━━ Stored records ━━

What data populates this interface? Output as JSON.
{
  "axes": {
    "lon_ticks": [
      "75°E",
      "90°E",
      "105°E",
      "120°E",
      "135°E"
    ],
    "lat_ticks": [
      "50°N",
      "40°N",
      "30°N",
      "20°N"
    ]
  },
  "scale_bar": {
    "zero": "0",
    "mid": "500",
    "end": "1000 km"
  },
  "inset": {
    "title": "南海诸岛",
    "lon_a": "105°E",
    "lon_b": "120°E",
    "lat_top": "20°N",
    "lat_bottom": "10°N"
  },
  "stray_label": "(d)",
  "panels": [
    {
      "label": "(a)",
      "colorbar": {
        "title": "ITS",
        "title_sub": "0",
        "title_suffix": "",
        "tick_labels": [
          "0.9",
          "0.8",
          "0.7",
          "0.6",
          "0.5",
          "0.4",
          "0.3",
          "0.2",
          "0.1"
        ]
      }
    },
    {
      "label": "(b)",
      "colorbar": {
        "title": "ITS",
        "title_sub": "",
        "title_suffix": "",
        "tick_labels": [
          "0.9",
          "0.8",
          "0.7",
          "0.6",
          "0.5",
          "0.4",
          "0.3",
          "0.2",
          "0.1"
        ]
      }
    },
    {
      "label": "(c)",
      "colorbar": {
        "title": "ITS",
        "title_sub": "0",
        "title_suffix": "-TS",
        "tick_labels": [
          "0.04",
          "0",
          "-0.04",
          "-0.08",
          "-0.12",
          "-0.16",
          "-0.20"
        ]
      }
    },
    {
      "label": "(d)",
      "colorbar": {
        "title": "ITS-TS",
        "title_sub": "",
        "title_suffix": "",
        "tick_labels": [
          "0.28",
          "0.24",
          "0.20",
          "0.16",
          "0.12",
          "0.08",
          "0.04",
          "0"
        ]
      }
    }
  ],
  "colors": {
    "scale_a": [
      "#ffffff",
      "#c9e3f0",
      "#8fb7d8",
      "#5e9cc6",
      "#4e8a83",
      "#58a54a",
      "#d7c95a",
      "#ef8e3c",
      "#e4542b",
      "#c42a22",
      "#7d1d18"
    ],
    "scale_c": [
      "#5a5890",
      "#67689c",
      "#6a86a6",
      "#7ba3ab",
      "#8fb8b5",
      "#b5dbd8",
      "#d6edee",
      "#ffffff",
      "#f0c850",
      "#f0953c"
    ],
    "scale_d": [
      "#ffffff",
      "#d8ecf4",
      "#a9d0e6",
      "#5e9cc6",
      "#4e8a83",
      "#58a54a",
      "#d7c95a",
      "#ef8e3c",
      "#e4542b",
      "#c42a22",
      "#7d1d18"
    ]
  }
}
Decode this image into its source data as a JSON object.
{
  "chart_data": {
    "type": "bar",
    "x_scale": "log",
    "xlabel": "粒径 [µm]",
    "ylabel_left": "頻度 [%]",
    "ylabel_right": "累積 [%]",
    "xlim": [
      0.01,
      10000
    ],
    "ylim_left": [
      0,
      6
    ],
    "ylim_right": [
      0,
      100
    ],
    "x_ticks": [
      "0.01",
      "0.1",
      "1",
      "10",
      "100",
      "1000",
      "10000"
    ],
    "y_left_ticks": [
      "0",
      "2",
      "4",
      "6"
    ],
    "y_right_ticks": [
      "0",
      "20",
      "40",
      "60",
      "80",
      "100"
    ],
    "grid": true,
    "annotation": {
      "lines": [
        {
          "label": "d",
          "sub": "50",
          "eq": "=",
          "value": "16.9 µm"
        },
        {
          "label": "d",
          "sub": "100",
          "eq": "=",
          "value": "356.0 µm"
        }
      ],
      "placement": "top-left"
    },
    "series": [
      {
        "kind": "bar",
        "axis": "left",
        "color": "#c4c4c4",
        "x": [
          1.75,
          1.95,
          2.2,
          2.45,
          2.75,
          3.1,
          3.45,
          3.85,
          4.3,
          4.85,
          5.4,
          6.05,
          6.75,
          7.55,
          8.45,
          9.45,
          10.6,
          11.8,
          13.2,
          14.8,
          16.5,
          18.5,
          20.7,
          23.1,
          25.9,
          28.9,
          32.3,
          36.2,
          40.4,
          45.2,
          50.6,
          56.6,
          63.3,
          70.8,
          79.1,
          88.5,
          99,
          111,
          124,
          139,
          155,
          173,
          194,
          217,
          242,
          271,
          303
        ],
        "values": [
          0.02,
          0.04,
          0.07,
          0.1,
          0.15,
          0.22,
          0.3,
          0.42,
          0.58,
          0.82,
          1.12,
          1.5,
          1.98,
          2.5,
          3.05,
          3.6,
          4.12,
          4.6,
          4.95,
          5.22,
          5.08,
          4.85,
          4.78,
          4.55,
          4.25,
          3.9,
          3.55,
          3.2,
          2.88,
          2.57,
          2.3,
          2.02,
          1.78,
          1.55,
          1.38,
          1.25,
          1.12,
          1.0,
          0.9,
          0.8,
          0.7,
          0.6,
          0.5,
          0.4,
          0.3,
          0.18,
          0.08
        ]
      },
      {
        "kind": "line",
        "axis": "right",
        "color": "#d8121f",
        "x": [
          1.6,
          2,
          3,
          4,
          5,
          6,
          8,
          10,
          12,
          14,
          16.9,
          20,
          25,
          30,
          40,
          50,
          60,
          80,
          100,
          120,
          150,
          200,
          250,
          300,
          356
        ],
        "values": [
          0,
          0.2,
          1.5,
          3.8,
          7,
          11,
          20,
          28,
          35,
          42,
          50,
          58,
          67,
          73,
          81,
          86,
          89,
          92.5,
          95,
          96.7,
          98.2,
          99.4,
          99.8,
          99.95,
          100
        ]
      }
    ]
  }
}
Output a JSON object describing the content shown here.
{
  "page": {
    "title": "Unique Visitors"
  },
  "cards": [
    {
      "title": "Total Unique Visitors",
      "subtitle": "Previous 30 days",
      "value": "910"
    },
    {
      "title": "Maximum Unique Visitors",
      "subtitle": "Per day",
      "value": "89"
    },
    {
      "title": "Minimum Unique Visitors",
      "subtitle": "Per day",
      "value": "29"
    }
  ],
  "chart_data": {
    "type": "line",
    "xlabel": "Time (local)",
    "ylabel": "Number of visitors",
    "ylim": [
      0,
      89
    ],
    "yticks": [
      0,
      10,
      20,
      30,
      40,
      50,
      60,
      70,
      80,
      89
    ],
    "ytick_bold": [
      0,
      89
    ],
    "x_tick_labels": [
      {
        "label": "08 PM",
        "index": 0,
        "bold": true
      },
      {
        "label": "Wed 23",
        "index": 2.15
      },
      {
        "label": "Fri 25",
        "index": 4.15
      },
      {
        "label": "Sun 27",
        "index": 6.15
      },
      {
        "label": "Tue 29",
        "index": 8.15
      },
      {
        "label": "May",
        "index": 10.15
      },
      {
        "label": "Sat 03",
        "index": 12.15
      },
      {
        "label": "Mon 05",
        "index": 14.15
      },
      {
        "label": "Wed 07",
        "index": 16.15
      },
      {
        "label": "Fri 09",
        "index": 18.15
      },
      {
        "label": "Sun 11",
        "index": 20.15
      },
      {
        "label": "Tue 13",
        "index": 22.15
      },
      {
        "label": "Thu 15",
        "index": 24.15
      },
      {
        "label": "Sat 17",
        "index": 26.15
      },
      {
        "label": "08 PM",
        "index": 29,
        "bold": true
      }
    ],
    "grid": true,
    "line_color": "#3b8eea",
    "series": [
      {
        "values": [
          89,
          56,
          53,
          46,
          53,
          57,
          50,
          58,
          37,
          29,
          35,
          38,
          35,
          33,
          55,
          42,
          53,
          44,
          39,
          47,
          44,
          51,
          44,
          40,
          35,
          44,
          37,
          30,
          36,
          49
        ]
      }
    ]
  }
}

━━━

Return every entry verbatim.

What data populates this interface? Output as JSON.
{
  "axes": {
    "lon_ticks": [
      "75°E",
      "90°E",
      "105°E",
      "120°E",
      "135°E"
    ],
    "lat_ticks": [
      "50°N",
      "40°N",
      "30°N",
      "20°N"
    ]
  },
  "scale_bar": {
    "zero": "0",
    "mid": "500",
    "end": "1000 km"
  },
  "inset": {
    "title": "南海诸岛",
    "lon_a": "105°E",
    "lon_b": "120°E",
    "lat_top": "20°N",
    "lat_bottom": "10°N"
  },
  "stray_label": "(d)",
  "panels": [
    {
      "label": "(a)",
      "colorbar": {
        "title": "ITS",
        "title_sub": "0",
        "title_suffix": "",
        "tick_labels": [
          "0.9",
          "0.8",
          "0.7",
          "0.6",
          "0.5",
          "0.4",
          "0.3",
          "0.2",
          "0.1"
        ]
      }
    },
    {
      "label": "(b)",
      "colorbar": {
        "title": "ITS",
        "title_sub": "",
        "title_suffix": "",
        "tick_labels": [
          "0.9",
          "0.8",
          "0.7",
          "0.6",
          "0.5",
          "0.4",
          "0.3",
          "0.2",
          "0.1"
        ]
      }
    },
    {
      "label": "(c)",
      "colorbar": {
        "title": "ITS",
        "title_sub": "0",
        "title_suffix": "-TS",
        "tick_labels": [
          "0.04",
          "0",
          "-0.04",
          "-0.08",
          "-0.12",
          "-0.16",
          "-0.20"
        ]
      }
    },
    {
      "label": "(d)",
      "colorbar": {
        "title": "ITS-TS",
        "title_sub": "",
        "title_suffix": "",
        "tick_labels": [
          "0.28",
          "0.24",
          "0.20",
          "0.16",
          "0.12",
          "0.08",
          "0.04",
          "0"
        ]
      }
    }
  ],
  "colors": {
    "scale_a": [
      "#ffffff",
      "#c9e3f0",
      "#8fb7d8",
      "#5e9cc6",
      "#4e8a83",
      "#58a54a",
      "#d7c95a",
      "#ef8e3c",
      "#e4542b",
      "#c42a22",
      "#7d1d18"
    ],
    "scale_c": [
      "#5a5890",
      "#67689c",
      "#6a86a6",
      "#7ba3ab",
      "#8fb8b5",
      "#b5dbd8",
      "#d6edee",
      "#ffffff",
      "#f0c850",
      "#f0953c"
    ],
    "scale_d": [
      "#ffffff",
      "#d8ecf4",
      "#a9d0e6",
      "#5e9cc6",
      "#4e8a83",
      "#58a54a",
      "#d7c95a",
      "#ef8e3c",
      "#e4542b",
      "#c42a22",
      "#7d1d18"
    ]
  }
}
Decode this image into its source data as a JSON object.
{
  "chart_data": {
    "type": "bar",
    "x_scale": "log",
    "xlabel": "粒径 [µm]",
    "ylabel_left": "頻度 [%]",
    "ylabel_right": "累積 [%]",
    "xlim": [
      0.01,
      10000
    ],
    "ylim_left": [
      0,
      6
    ],
    "ylim_right": [
      0,
      100
    ],
    "x_ticks": [
      "0.01",
      "0.1",
      "1",
      "10",
      "100",
      "1000",
      "10000"
    ],
    "y_left_ticks": [
      "0",
      "2",
      "4",
      "6"
    ],
    "y_right_ticks": [
      "0",
      "20",
      "40",
      "60",
      "80",
      "100"
    ],
    "grid": true,
    "annotation": {
      "lines": [
        {
          "label": "d",
          "sub": "50",
          "eq": "=",
          "value": "16.9 µm"
        },
        {
          "label": "d",
          "sub": "100",
          "eq": "=",
          "value": "356.0 µm"
        }
      ],
      "placement": "top-left"
    },
    "series": [
      {
        "kind": "bar",
        "axis": "left",
        "color": "#c4c4c4",
        "x": [
          1.75,
          1.95,
          2.2,
          2.45,
          2.75,
          3.1,
          3.45,
          3.85,
          4.3,
          4.85,
          5.4,
          6.05,
          6.75,
          7.55,
          8.45,
          9.45,
          10.6,
          11.8,
          13.2,
          14.8,
          16.5,
          18.5,
          20.7,
          23.1,
          25.9,
          28.9,
          32.3,
          36.2,
          40.4,
          45.2,
          50.6,
          56.6,
          63.3,
          70.8,
          79.1,
          88.5,
          99,
          111,
          124,
          139,
          155,
          173,
          194,
          217,
          242,
          271,
          303
        ],
        "values": [
          0.02,
          0.04,
          0.07,
          0.1,
          0.15,
          0.22,
          0.3,
          0.42,
          0.58,
          0.82,
          1.12,
          1.5,
          1.98,
          2.5,
          3.05,
          3.6,
          4.12,
          4.6,
          4.95,
          5.22,
          5.08,
          4.85,
          4.78,
          4.55,
          4.25,
          3.9,
          3.55,
          3.2,
          2.88,
          2.57,
          2.3,
          2.02,
          1.78,
          1.55,
          1.38,
          1.25,
          1.12,
          1.0,
          0.9,
          0.8,
          0.7,
          0.6,
          0.5,
          0.4,
          0.3,
          0.18,
          0.08
        ]
      },
      {
        "kind": "line",
        "axis": "right",
        "color": "#d8121f",
        "x": [
          1.6,
          2,
          3,
          4,
          5,
          6,
          8,
          10,
          12,
          14,
          16.9,
          20,
          25,
          30,
          40,
          50,
          60,
          80,
          100,
          120,
          150,
          200,
          250,
          300,
          356
        ],
        "values": [
          0,
          0.2,
          1.5,
          3.8,
          7,
          11,
          20,
          28,
          35,
          42,
          50,
          58,
          67,
          73,
          81,
          86,
          89,
          92.5,
          95,
          96.7,
          98.2,
          99.4,
          99.8,
          99.95,
          100
        ]
      }
    ]
  }
}
Output a JSON object describing the content shown here.
{
  "page": {
    "title": "Unique Visitors"
  },
  "cards": [
    {
      "title": "Total Unique Visitors",
      "subtitle": "Previous 30 days",
      "value": "910"
    },
    {
      "title": "Maximum Unique Visitors",
      "subtitle": "Per day",
      "value": "89"
    },
    {
      "title": "Minimum Unique Visitors",
      "subtitle": "Per day",
      "value": "29"
    }
  ],
  "chart_data": {
    "type": "line",
    "xlabel": "Time (local)",
    "ylabel": "Number of visitors",
    "ylim": [
      0,
      89
    ],
    "yticks": [
      0,
      10,
      20,
      30,
      40,
      50,
      60,
      70,
      80,
      89
    ],
    "ytick_bold": [
      0,
      89
    ],
    "x_tick_labels": [
      {
        "label": "08 PM",
        "index": 0,
        "bold": true
      },
      {
        "label": "Wed 23",
        "index": 2.15
      },
      {
        "label": "Fri 25",
        "index": 4.15
      },
      {
        "label": "Sun 27",
        "index": 6.15
      },
      {
        "label": "Tue 29",
        "index": 8.15
      },
      {
        "label": "May",
        "index": 10.15
      },
      {
        "label": "Sat 03",
        "index": 12.15
      },
      {
        "label": "Mon 05",
        "index": 14.15
      },
      {
        "label": "Wed 07",
        "index": 16.15
      },
      {
        "label": "Fri 09",
        "index": 18.15
      },
      {
        "label": "Sun 11",
        "index": 20.15
      },
      {
        "label": "Tue 13",
        "index": 22.15
      },
      {
        "label": "Thu 15",
        "index": 24.15
      },
      {
        "label": "Sat 17",
        "index": 26.15
      },
      {
        "label": "08 PM",
        "index": 29,
        "bold": true
      }
    ],
    "grid": true,
    "line_color": "#3b8eea",
    "series": [
      {
        "values": [
          89,
          56,
          53,
          46,
          53,
          57,
          50,
          58,
          37,
          29,
          35,
          38,
          35,
          33,
          55,
          42,
          53,
          44,
          39,
          47,
          44,
          51,
          44,
          40,
          35,
          44,
          37,
          30,
          36,
          49
        ]
      }
    ]
  }
}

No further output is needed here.